INSTRUCTIONS TO FOLLOW -> Go through the records and give each one again exactly.

►

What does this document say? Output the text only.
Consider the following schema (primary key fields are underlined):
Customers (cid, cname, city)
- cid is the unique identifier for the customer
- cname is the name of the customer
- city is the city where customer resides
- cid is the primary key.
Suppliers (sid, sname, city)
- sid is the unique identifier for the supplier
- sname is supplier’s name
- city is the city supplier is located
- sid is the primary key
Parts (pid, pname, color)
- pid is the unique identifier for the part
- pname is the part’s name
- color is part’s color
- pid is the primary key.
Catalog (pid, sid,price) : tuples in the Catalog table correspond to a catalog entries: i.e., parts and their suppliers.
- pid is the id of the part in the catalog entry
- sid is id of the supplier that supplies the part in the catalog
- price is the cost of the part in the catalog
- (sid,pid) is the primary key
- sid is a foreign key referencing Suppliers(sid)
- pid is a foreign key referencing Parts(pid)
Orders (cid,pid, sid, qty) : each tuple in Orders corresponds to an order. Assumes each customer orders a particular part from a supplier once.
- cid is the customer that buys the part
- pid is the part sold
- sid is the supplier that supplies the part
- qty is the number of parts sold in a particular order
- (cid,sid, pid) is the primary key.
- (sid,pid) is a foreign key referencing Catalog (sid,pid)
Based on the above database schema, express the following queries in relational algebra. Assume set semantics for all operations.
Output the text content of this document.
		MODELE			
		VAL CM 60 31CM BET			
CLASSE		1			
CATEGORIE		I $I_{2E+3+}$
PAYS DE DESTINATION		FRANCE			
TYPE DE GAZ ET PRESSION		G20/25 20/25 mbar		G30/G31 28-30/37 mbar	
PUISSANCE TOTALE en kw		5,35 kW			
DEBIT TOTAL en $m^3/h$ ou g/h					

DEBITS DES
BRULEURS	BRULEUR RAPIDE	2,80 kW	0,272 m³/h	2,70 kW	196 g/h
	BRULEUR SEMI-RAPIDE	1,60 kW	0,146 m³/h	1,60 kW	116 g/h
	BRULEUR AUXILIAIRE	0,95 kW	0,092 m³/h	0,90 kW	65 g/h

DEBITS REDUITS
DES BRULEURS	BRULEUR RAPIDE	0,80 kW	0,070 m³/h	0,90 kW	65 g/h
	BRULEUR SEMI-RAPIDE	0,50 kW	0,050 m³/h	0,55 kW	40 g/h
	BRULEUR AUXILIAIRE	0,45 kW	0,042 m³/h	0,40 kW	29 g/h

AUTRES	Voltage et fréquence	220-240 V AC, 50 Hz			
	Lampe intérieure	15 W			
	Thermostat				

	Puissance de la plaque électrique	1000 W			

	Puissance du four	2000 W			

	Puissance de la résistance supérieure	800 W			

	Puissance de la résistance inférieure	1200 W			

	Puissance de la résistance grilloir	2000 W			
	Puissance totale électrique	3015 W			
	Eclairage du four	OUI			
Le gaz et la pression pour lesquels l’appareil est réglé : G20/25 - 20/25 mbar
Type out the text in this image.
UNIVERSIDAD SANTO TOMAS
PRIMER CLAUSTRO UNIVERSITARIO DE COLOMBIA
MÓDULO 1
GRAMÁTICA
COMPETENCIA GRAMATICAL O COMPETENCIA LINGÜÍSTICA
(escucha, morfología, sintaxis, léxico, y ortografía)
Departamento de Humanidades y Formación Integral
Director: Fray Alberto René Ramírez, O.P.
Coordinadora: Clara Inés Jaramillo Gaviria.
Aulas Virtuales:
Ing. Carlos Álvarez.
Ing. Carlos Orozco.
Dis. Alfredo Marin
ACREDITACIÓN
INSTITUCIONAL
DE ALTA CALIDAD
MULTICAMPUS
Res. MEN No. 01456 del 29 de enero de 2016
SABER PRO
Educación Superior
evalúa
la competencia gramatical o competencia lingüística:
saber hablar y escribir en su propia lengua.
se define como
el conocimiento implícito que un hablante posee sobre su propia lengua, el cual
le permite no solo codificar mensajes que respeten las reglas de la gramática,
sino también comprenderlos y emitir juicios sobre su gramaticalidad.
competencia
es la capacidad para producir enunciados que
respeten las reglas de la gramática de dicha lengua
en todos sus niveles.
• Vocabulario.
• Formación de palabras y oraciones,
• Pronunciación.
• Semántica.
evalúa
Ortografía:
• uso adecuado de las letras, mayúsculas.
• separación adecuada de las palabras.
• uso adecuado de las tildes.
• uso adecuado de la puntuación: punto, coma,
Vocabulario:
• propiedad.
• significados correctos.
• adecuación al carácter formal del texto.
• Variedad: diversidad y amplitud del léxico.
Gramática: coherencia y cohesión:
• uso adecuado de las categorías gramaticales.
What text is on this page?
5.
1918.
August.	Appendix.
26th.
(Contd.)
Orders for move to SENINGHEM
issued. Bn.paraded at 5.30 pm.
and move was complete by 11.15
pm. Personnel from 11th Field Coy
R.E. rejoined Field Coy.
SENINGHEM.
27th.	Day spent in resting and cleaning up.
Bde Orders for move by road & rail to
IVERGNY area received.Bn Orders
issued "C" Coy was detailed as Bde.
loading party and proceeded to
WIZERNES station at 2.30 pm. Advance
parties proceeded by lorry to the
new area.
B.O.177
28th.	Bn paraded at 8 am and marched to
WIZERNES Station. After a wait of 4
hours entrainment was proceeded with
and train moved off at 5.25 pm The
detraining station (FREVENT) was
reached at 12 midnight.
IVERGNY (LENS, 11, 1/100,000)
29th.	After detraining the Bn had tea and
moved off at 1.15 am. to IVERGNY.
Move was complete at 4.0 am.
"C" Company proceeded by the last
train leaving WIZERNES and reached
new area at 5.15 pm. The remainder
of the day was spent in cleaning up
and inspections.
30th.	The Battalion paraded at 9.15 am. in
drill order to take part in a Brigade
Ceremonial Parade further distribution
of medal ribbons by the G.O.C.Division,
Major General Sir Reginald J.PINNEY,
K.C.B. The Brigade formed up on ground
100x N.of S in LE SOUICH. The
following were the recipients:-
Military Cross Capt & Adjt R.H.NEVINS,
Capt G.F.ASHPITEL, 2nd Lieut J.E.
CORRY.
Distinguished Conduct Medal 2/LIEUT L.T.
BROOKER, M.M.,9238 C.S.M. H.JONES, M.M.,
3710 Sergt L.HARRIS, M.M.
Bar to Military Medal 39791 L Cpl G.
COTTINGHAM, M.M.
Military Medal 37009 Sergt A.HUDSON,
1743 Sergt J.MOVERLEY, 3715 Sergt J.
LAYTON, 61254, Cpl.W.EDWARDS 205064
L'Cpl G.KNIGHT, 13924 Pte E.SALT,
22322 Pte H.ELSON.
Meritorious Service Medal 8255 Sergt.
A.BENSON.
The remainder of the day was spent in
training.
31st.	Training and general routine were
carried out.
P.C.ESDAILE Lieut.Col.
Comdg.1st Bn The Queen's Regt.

◄

SOLUTION ->
What does this document say? Output the text only.
Consider the following schema (primary key fields are underlined):
Customers (cid, cname, city)
- cid is the unique identifier for the customer
- cname is the name of the customer
- city is the city where customer resides
- cid is the primary key.
Suppliers (sid, sname, city)
- sid is the unique identifier for the supplier
- sname is supplier’s name
- city is the city supplier is located
- sid is the primary key
Parts (pid, pname, color)
- pid is the unique identifier for the part
- pname is the part’s name
- color is part’s color
- pid is the primary key.
Catalog (pid, sid,price) : tuples in the Catalog table correspond to a catalog entries: i.e., parts and their suppliers.
- pid is the id of the part in the catalog entry
- sid is id of the supplier that supplies the part in the catalog
- price is the cost of the part in the catalog
- (sid,pid) is the primary key
- sid is a foreign key referencing Suppliers(sid)
- pid is a foreign key referencing Parts(pid)
Orders (cid,pid, sid, qty) : each tuple in Orders corresponds to an order. Assumes each customer orders a particular part from a supplier once.
- cid is the customer that buys the part
- pid is the part sold
- sid is the supplier that supplies the part
- qty is the number of parts sold in a particular order
- (cid,sid, pid) is the primary key.
- (sid,pid) is a foreign key referencing Catalog (sid,pid)
Based on the above database schema, express the following queries in relational algebra. Assume set semantics for all operations.
Output the text content of this document.
		MODELE			
		VAL CM 60 31CM BET			
CLASSE		1			
CATEGORIE		I $I_{2E+3+}$
PAYS DE DESTINATION		FRANCE			
TYPE DE GAZ ET PRESSION		G20/25 20/25 mbar		G30/G31 28-30/37 mbar	
PUISSANCE TOTALE en kw		5,35 kW			
DEBIT TOTAL en $m^3/h$ ou g/h					

DEBITS DES
BRULEURS	BRULEUR RAPIDE	2,80 kW	0,272 m³/h	2,70 kW	196 g/h
	BRULEUR SEMI-RAPIDE	1,60 kW	0,146 m³/h	1,60 kW	116 g/h
	BRULEUR AUXILIAIRE	0,95 kW	0,092 m³/h	0,90 kW	65 g/h

DEBITS REDUITS
DES BRULEURS	BRULEUR RAPIDE	0,80 kW	0,070 m³/h	0,90 kW	65 g/h
	BRULEUR SEMI-RAPIDE	0,50 kW	0,050 m³/h	0,55 kW	40 g/h
	BRULEUR AUXILIAIRE	0,45 kW	0,042 m³/h	0,40 kW	29 g/h

AUTRES	Voltage et fréquence	220-240 V AC, 50 Hz			
	Lampe intérieure	15 W			
	Thermostat				

	Puissance de la plaque électrique	1000 W			

	Puissance du four	2000 W			

	Puissance de la résistance supérieure	800 W			

	Puissance de la résistance inférieure	1200 W			

	Puissance de la résistance grilloir	2000 W			
	Puissance totale électrique	3015 W			
	Eclairage du four	OUI			
Le gaz et la pression pour lesquels l’appareil est réglé : G20/25 - 20/25 mbar
Type out the text in this image.
UNIVERSIDAD SANTO TOMAS
PRIMER CLAUSTRO UNIVERSITARIO DE COLOMBIA
MÓDULO 1
GRAMÁTICA
COMPETENCIA GRAMATICAL O COMPETENCIA LINGÜÍSTICA
(escucha, morfología, sintaxis, léxico, y ortografía)
Departamento de Humanidades y Formación Integral
Director: Fray Alberto René Ramírez, O.P.
Coordinadora: Clara Inés Jaramillo Gaviria.
Aulas Virtuales:
Ing. Carlos Álvarez.
Ing. Carlos Orozco.
Dis. Alfredo Marin
ACREDITACIÓN
INSTITUCIONAL
DE ALTA CALIDAD
MULTICAMPUS
Res. MEN No. 01456 del 29 de enero de 2016
SABER PRO
Educación Superior
evalúa
la competencia gramatical o competencia lingüística:
saber hablar y escribir en su propia lengua.
se define como
el conocimiento implícito que un hablante posee sobre su propia lengua, el cual
le permite no solo codificar mensajes que respeten las reglas de la gramática,
sino también comprenderlos y emitir juicios sobre su gramaticalidad.
competencia
es la capacidad para producir enunciados que
respeten las reglas de la gramática de dicha lengua
en todos sus niveles.
• Vocabulario.
• Formación de palabras y oraciones,
• Pronunciación.
• Semántica.
evalúa
Ortografía:
• uso adecuado de las letras, mayúsculas.
• separación adecuada de las palabras.
• uso adecuado de las tildes.
• uso adecuado de la puntuación: punto, coma,
Vocabulario:
• propiedad.
• significados correctos.
• adecuación al carácter formal del texto.
• Variedad: diversidad y amplitud del léxico.
Gramática: coherencia y cohesión:
• uso adecuado de las categorías gramaticales.
What text is on this page?
5.
1918.
August.	Appendix.
26th.
(Contd.)
Orders for move to SENINGHEM
issued. Bn.paraded at 5.30 pm.
and move was complete by 11.15
pm. Personnel from 11th Field Coy
R.E. rejoined Field Coy.
SENINGHEM.
27th.	Day spent in resting and cleaning up.
Bde Orders for move by road & rail to
IVERGNY area received.Bn Orders
issued "C" Coy was detailed as Bde.
loading party and proceeded to
WIZERNES station at 2.30 pm. Advance
parties proceeded by lorry to the
new area.
B.O.177
28th.	Bn paraded at 8 am and marched to
WIZERNES Station. After a wait of 4
hours entrainment was proceeded with
and train moved off at 5.25 pm The
detraining station (FREVENT) was
reached at 12 midnight.
IVERGNY (LENS, 11, 1/100,000)
29th.	After detraining the Bn had tea and
moved off at 1.15 am. to IVERGNY.
Move was complete at 4.0 am.
"C" Company proceeded by the last
train leaving WIZERNES and reached
new area at 5.15 pm. The remainder
of the day was spent in cleaning up
and inspections.
30th.	The Battalion paraded at 9.15 am. in
drill order to take part in a Brigade
Ceremonial Parade further distribution
of medal ribbons by the G.O.C.Division,
Major General Sir Reginald J.PINNEY,
K.C.B. The Brigade formed up on ground
100x N.of S in LE SOUICH. The
following were the recipients:-
Military Cross Capt & Adjt R.H.NEVINS,
Capt G.F.ASHPITEL, 2nd Lieut J.E.
CORRY.
Distinguished Conduct Medal 2/LIEUT L.T.
BROOKER, M.M.,9238 C.S.M. H.JONES, M.M.,
3710 Sergt L.HARRIS, M.M.
Bar to Military Medal 39791 L Cpl G.
COTTINGHAM, M.M.
Military Medal 37009 Sergt A.HUDSON,
1743 Sergt J.MOVERLEY, 3715 Sergt J.
LAYTON, 61254, Cpl.W.EDWARDS 205064
L'Cpl G.KNIGHT, 13924 Pte E.SALT,
22322 Pte H.ELSON.
Meritorious Service Medal 8255 Sergt.
A.BENSON.
The remainder of the day was spent in
training.
31st.	Training and general routine were
carried out.
P.C.ESDAILE Lieut.Col.
Comdg.1st Bn The Queen's Regt.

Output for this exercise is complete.